→ WRITTEN INSTRUCTION:
Leave out the pictures and copy every record exactly.

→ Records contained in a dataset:

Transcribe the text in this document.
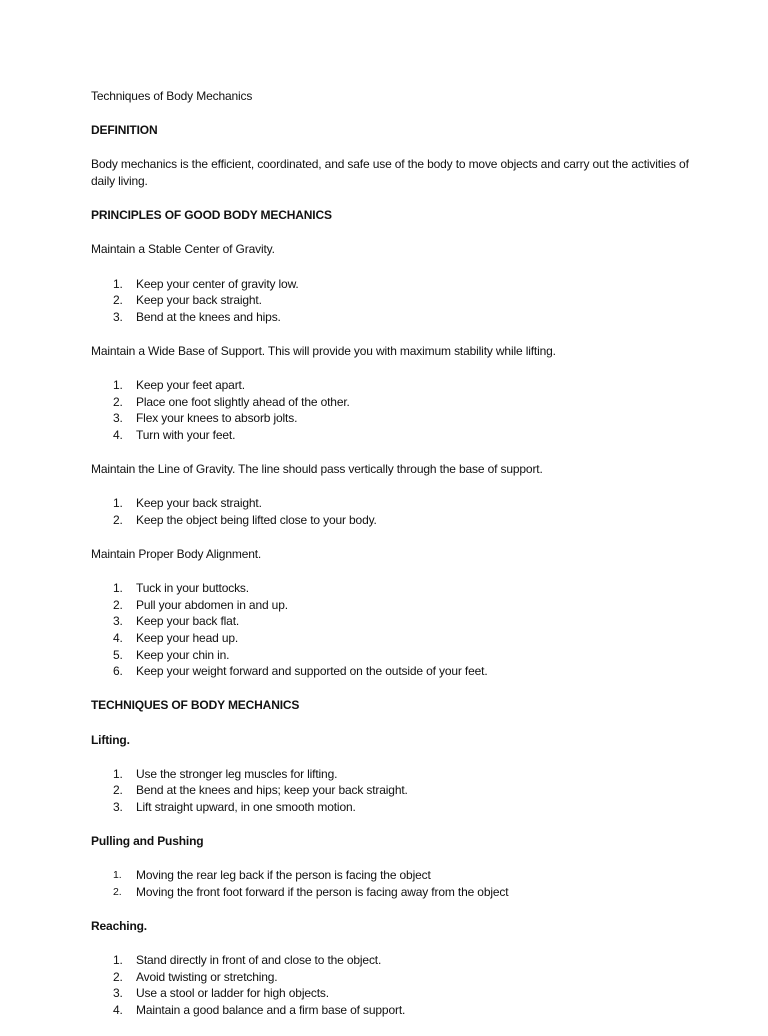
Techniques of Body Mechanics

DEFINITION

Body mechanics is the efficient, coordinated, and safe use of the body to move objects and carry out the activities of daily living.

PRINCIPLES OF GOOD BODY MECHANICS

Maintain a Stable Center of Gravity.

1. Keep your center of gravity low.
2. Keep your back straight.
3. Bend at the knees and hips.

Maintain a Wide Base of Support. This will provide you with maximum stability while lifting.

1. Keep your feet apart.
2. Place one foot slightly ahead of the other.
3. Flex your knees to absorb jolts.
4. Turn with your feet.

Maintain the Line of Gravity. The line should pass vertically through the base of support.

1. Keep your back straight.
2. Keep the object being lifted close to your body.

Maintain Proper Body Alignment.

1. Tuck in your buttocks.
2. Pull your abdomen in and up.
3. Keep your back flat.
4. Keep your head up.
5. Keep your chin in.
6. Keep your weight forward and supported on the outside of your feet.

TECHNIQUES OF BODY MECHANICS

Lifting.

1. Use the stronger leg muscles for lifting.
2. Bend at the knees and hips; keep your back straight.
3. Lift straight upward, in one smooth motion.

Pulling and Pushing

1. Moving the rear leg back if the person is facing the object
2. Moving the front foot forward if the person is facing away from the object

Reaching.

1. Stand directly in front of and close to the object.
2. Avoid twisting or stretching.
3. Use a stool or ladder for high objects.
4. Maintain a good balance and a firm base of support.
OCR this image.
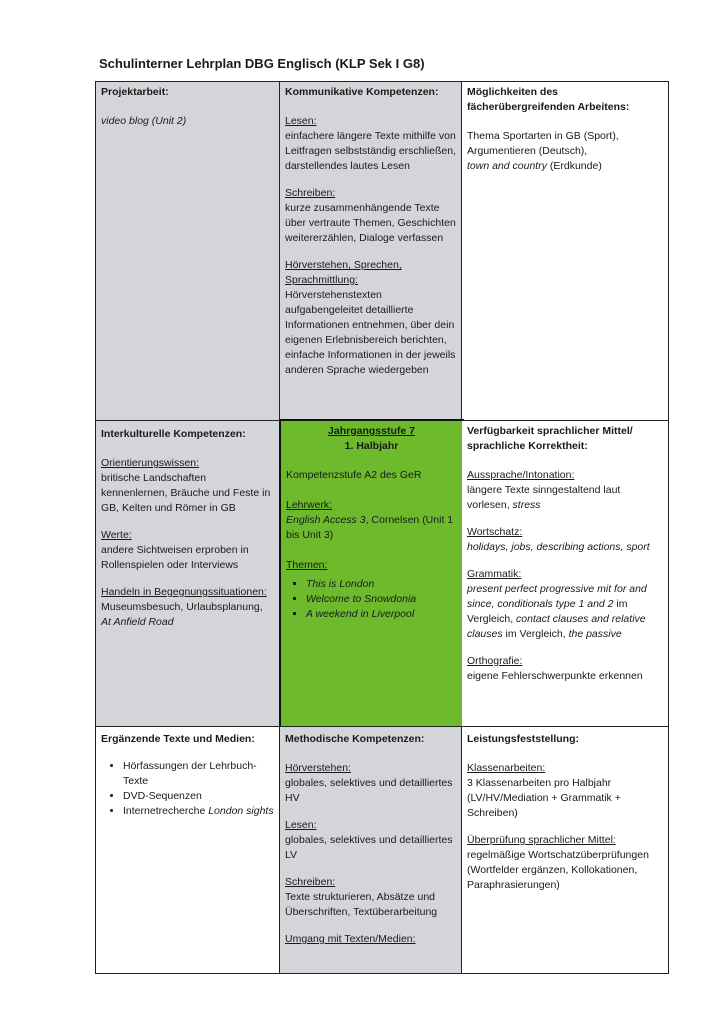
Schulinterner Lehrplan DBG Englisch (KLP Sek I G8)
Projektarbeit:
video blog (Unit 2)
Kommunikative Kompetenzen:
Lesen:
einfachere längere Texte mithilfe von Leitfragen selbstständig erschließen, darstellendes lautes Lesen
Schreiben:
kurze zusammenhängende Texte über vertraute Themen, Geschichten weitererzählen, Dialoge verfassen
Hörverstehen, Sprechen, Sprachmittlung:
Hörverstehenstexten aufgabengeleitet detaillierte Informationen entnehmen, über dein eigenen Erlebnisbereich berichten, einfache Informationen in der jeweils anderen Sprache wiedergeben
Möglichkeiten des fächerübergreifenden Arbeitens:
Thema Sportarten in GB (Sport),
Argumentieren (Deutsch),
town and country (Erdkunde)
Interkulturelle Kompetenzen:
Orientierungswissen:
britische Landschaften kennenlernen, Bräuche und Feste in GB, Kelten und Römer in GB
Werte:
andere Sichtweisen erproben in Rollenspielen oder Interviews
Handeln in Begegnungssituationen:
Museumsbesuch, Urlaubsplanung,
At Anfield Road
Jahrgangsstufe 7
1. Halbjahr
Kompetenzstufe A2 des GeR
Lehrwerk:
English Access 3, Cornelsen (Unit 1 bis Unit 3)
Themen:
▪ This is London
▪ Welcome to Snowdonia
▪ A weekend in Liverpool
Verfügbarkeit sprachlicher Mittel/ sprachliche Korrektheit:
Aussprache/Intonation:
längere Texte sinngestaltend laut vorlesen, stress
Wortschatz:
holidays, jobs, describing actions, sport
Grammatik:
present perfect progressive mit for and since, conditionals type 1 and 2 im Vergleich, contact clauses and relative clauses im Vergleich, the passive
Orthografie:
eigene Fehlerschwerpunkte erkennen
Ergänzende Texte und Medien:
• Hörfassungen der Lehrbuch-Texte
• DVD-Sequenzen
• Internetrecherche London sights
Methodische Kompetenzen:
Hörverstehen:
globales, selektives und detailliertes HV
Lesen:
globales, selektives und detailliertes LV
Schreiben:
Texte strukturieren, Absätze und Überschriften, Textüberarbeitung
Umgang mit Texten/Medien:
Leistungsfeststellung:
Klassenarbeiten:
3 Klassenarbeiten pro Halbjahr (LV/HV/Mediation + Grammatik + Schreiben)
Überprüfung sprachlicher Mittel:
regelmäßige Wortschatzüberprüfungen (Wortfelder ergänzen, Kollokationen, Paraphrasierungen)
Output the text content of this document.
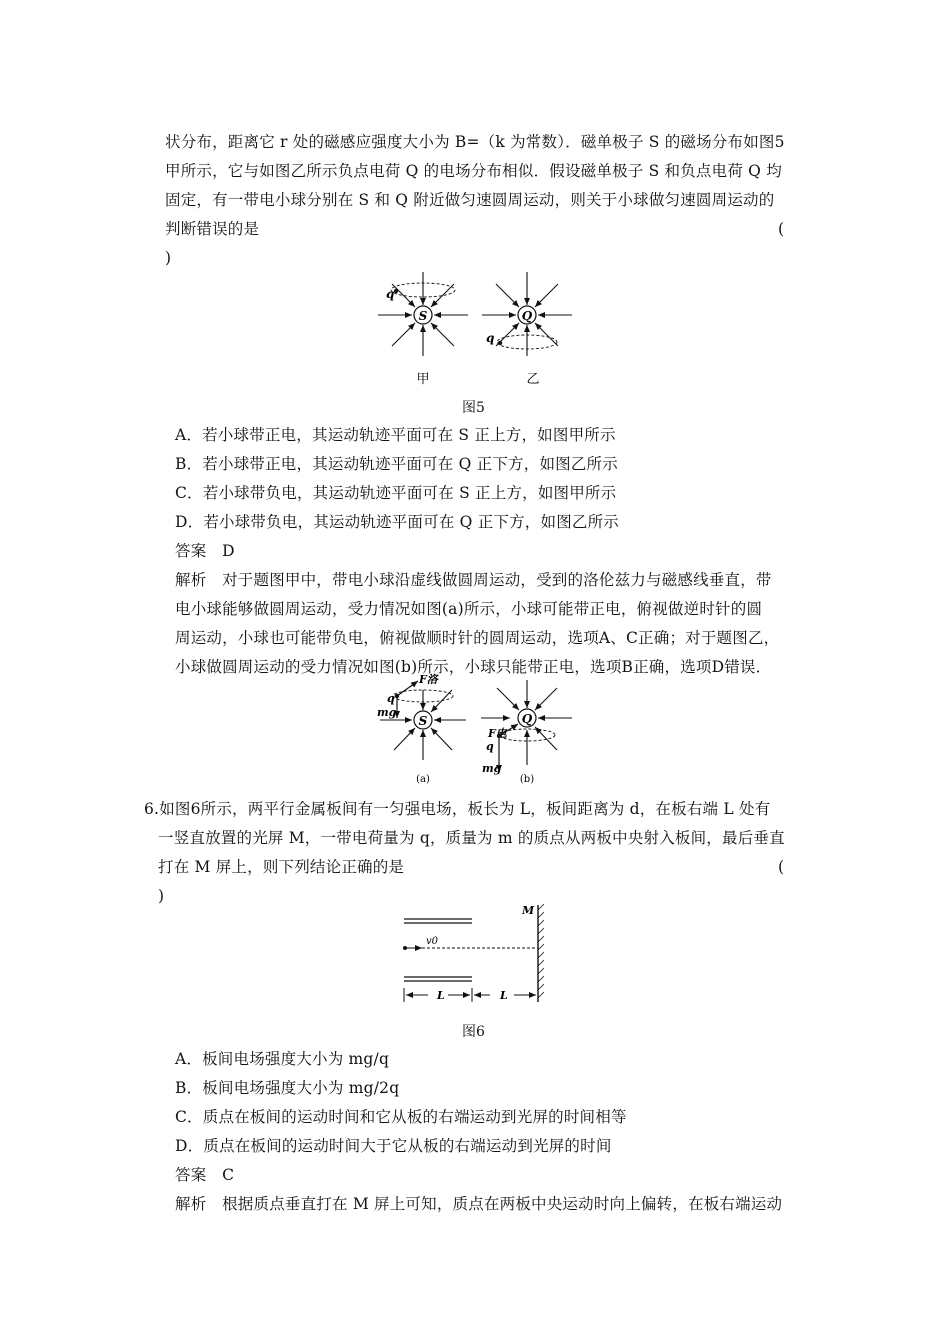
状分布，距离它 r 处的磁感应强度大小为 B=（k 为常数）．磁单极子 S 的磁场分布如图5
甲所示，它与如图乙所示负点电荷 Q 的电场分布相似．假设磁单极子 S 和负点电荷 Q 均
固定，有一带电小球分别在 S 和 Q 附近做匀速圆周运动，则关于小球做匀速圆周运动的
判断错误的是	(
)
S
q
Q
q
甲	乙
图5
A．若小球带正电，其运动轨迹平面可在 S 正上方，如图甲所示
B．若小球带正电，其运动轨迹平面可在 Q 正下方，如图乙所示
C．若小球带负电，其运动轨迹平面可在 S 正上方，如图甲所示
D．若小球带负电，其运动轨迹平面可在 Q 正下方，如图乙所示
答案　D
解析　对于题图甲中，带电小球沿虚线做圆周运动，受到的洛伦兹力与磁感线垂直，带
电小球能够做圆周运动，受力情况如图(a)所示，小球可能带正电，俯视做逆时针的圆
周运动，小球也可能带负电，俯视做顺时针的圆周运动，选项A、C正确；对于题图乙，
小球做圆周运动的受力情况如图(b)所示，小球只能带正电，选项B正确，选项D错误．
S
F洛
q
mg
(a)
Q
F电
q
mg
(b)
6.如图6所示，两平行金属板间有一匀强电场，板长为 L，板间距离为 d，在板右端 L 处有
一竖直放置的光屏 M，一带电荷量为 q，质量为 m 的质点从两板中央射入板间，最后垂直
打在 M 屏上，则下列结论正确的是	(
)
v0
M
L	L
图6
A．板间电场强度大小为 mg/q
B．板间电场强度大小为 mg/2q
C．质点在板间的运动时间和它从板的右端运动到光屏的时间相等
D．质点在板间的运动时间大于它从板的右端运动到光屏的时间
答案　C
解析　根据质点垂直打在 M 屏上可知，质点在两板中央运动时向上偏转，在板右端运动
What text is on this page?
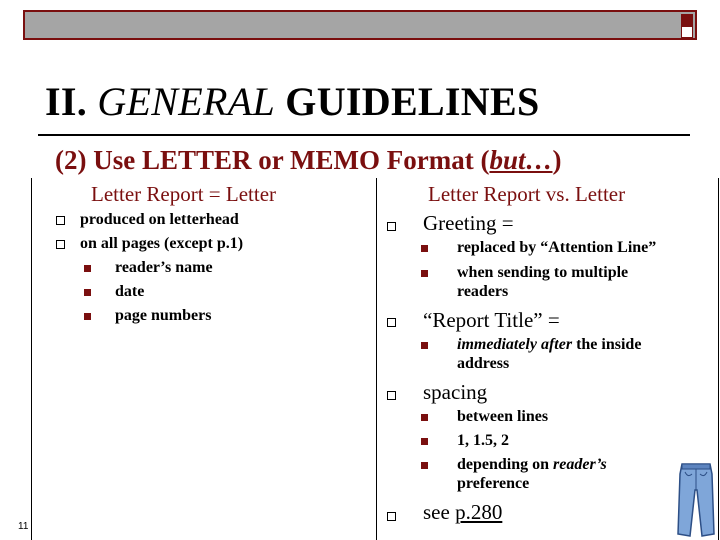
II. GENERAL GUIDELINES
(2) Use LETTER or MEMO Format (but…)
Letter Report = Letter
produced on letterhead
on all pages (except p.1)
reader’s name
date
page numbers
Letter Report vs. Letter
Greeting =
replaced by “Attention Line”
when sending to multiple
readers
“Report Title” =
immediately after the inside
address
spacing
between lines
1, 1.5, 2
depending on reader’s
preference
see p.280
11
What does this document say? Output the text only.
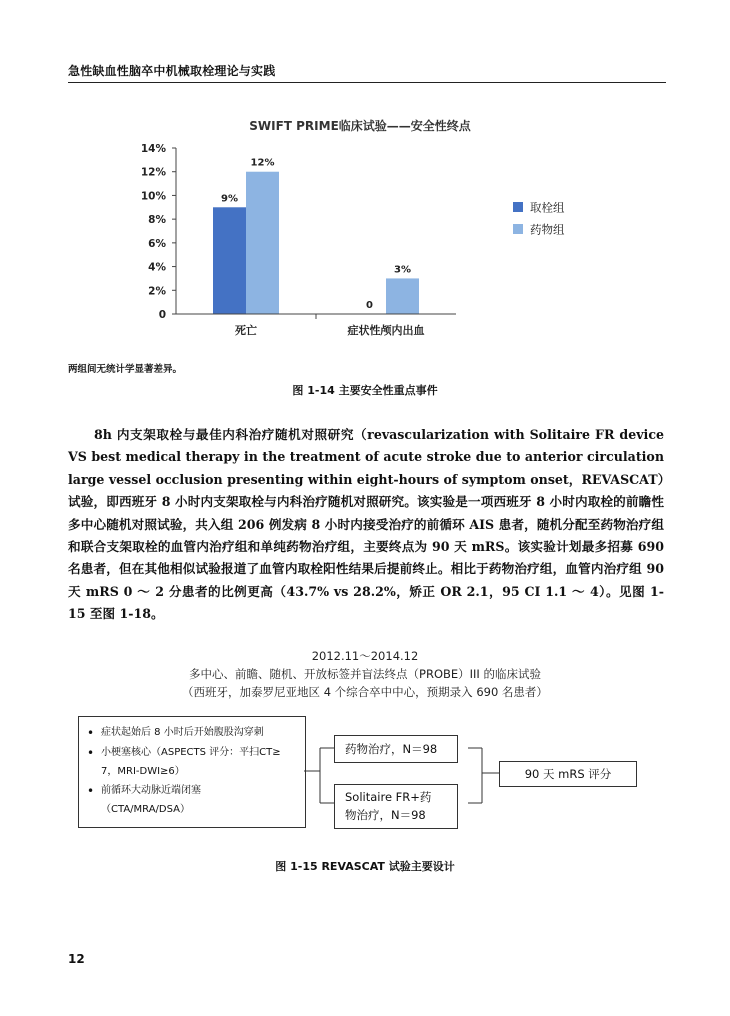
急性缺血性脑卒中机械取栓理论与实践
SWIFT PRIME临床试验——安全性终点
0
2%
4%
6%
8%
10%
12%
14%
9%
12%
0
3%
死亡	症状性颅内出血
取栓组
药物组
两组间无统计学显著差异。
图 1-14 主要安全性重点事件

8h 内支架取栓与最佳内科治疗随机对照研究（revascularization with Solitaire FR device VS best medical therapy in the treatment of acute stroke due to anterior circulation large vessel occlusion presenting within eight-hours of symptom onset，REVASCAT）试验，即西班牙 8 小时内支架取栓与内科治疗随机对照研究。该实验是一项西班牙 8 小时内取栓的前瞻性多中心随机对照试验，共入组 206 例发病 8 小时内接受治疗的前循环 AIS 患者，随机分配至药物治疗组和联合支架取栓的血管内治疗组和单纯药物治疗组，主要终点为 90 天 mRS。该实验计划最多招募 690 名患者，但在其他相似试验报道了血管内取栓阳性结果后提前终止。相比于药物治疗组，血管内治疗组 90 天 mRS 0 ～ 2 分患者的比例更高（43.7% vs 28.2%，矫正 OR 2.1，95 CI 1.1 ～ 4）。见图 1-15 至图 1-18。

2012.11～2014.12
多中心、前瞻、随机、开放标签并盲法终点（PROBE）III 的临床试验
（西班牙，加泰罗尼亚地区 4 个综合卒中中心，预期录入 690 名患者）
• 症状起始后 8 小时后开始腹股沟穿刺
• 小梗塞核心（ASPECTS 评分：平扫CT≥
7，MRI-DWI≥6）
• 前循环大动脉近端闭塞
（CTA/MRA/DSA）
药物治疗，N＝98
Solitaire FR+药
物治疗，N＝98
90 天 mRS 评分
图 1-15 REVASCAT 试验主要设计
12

→ SOLUTION BELOW:
Transcribe the text in this document.
Techniques of Body Mechanics

DEFINITION

Body mechanics is the efficient, coordinated, and safe use of the body to move objects and carry out the activities of daily living.

PRINCIPLES OF GOOD BODY MECHANICS

Maintain a Stable Center of Gravity.

1. Keep your center of gravity low.
2. Keep your back straight.
3. Bend at the knees and hips.

Maintain a Wide Base of Support. This will provide you with maximum stability while lifting.

1. Keep your feet apart.
2. Place one foot slightly ahead of the other.
3. Flex your knees to absorb jolts.
4. Turn with your feet.

Maintain the Line of Gravity. The line should pass vertically through the base of support.

1. Keep your back straight.
2. Keep the object being lifted close to your body.

Maintain Proper Body Alignment.

1. Tuck in your buttocks.
2. Pull your abdomen in and up.
3. Keep your back flat.
4. Keep your head up.
5. Keep your chin in.
6. Keep your weight forward and supported on the outside of your feet.

TECHNIQUES OF BODY MECHANICS

Lifting.

1. Use the stronger leg muscles for lifting.
2. Bend at the knees and hips; keep your back straight.
3. Lift straight upward, in one smooth motion.

Pulling and Pushing

1. Moving the rear leg back if the person is facing the object
2. Moving the front foot forward if the person is facing away from the object

Reaching.

1. Stand directly in front of and close to the object.
2. Avoid twisting or stretching.
3. Use a stool or ladder for high objects.
4. Maintain a good balance and a firm base of support.
OCR this image.
Schulinterner Lehrplan DBG Englisch (KLP Sek I G8)
Projektarbeit:
video blog (Unit 2)
Kommunikative Kompetenzen:
Lesen:
einfachere längere Texte mithilfe von Leitfragen selbstständig erschließen, darstellendes lautes Lesen
Schreiben:
kurze zusammenhängende Texte über vertraute Themen, Geschichten weitererzählen, Dialoge verfassen
Hörverstehen, Sprechen, Sprachmittlung:
Hörverstehenstexten aufgabengeleitet detaillierte Informationen entnehmen, über dein eigenen Erlebnisbereich berichten, einfache Informationen in der jeweils anderen Sprache wiedergeben
Möglichkeiten des fächerübergreifenden Arbeitens:
Thema Sportarten in GB (Sport),
Argumentieren (Deutsch),
town and country (Erdkunde)
Interkulturelle Kompetenzen:
Orientierungswissen:
britische Landschaften kennenlernen, Bräuche und Feste in GB, Kelten und Römer in GB
Werte:
andere Sichtweisen erproben in Rollenspielen oder Interviews
Handeln in Begegnungssituationen:
Museumsbesuch, Urlaubsplanung,
At Anfield Road
Jahrgangsstufe 7
1. Halbjahr
Kompetenzstufe A2 des GeR
Lehrwerk:
English Access 3, Cornelsen (Unit 1 bis Unit 3)
Themen:
▪ This is London
▪ Welcome to Snowdonia
▪ A weekend in Liverpool
Verfügbarkeit sprachlicher Mittel/ sprachliche Korrektheit:
Aussprache/Intonation:
längere Texte sinngestaltend laut vorlesen, stress
Wortschatz:
holidays, jobs, describing actions, sport
Grammatik:
present perfect progressive mit for and since, conditionals type 1 and 2 im Vergleich, contact clauses and relative clauses im Vergleich, the passive
Orthografie:
eigene Fehlerschwerpunkte erkennen
Ergänzende Texte und Medien:
• Hörfassungen der Lehrbuch-Texte
• DVD-Sequenzen
• Internetrecherche London sights
Methodische Kompetenzen:
Hörverstehen:
globales, selektives und detailliertes HV
Lesen:
globales, selektives und detailliertes LV
Schreiben:
Texte strukturieren, Absätze und Überschriften, Textüberarbeitung
Umgang mit Texten/Medien:
Leistungsfeststellung:
Klassenarbeiten:
3 Klassenarbeiten pro Halbjahr (LV/HV/Mediation + Grammatik + Schreiben)
Überprüfung sprachlicher Mittel:
regelmäßige Wortschatzüberprüfungen (Wortfelder ergänzen, Kollokationen, Paraphrasierungen)
Output the text content of this document.
状分布，距离它 r 处的磁感应强度大小为 B=（k 为常数）．磁单极子 S 的磁场分布如图5
甲所示，它与如图乙所示负点电荷 Q 的电场分布相似．假设磁单极子 S 和负点电荷 Q 均
固定，有一带电小球分别在 S 和 Q 附近做匀速圆周运动，则关于小球做匀速圆周运动的
判断错误的是	(
)
S
q
Q
q
甲	乙
图5
A．若小球带正电，其运动轨迹平面可在 S 正上方，如图甲所示
B．若小球带正电，其运动轨迹平面可在 Q 正下方，如图乙所示
C．若小球带负电，其运动轨迹平面可在 S 正上方，如图甲所示
D．若小球带负电，其运动轨迹平面可在 Q 正下方，如图乙所示
答案　D
解析　对于题图甲中，带电小球沿虚线做圆周运动，受到的洛伦兹力与磁感线垂直，带
电小球能够做圆周运动，受力情况如图(a)所示，小球可能带正电，俯视做逆时针的圆
周运动，小球也可能带负电，俯视做顺时针的圆周运动，选项A、C正确；对于题图乙，
小球做圆周运动的受力情况如图(b)所示，小球只能带正电，选项B正确，选项D错误．
S
F洛
q
mg
(a)
Q
F电
q
mg
(b)
6.如图6所示，两平行金属板间有一匀强电场，板长为 L，板间距离为 d，在板右端 L 处有
一竖直放置的光屏 M，一带电荷量为 q，质量为 m 的质点从两板中央射入板间，最后垂直
打在 M 屏上，则下列结论正确的是	(
)
v0
M
L	L
图6
A．板间电场强度大小为 mg/q
B．板间电场强度大小为 mg/2q
C．质点在板间的运动时间和它从板的右端运动到光屏的时间相等
D．质点在板间的运动时间大于它从板的右端运动到光屏的时间
答案　C
解析　根据质点垂直打在 M 屏上可知，质点在两板中央运动时向上偏转，在板右端运动
What text is on this page?
II. GENERAL GUIDELINES
(2) Use LETTER or MEMO Format (but…)
Letter Report = Letter
produced on letterhead
on all pages (except p.1)
reader’s name
date
page numbers
Letter Report vs. Letter
Greeting =
replaced by “Attention Line”
when sending to multiple
readers
“Report Title” =
immediately after the inside
address
spacing
between lines
1, 1.5, 2
depending on reader’s
preference
see p.280
11
What does this document say? Output the text only.
急性缺血性脑卒中机械取栓理论与实践
SWIFT PRIME临床试验——安全性终点
0
2%
4%
6%
8%
10%
12%
14%
9%
12%
0
3%
死亡	症状性颅内出血
取栓组
药物组
两组间无统计学显著差异。
图 1-14 主要安全性重点事件

8h 内支架取栓与最佳内科治疗随机对照研究（revascularization with Solitaire FR device VS best medical therapy in the treatment of acute stroke due to anterior circulation large vessel occlusion presenting within eight-hours of symptom onset，REVASCAT）试验，即西班牙 8 小时内支架取栓与内科治疗随机对照研究。该实验是一项西班牙 8 小时内取栓的前瞻性多中心随机对照试验，共入组 206 例发病 8 小时内接受治疗的前循环 AIS 患者，随机分配至药物治疗组和联合支架取栓的血管内治疗组和单纯药物治疗组，主要终点为 90 天 mRS。该实验计划最多招募 690 名患者，但在其他相似试验报道了血管内取栓阳性结果后提前终止。相比于药物治疗组，血管内治疗组 90 天 mRS 0 ～ 2 分患者的比例更高（43.7% vs 28.2%，矫正 OR 2.1，95 CI 1.1 ～ 4）。见图 1-15 至图 1-18。

2012.11～2014.12
多中心、前瞻、随机、开放标签并盲法终点（PROBE）III 的临床试验
（西班牙，加泰罗尼亚地区 4 个综合卒中中心，预期录入 690 名患者）
• 症状起始后 8 小时后开始腹股沟穿刺
• 小梗塞核心（ASPECTS 评分：平扫CT≥
7，MRI-DWI≥6）
• 前循环大动脉近端闭塞
（CTA/MRA/DSA）
药物治疗，N＝98
Solitaire FR+药
物治疗，N＝98
90 天 mRS 评分
图 1-15 REVASCAT 试验主要设计
12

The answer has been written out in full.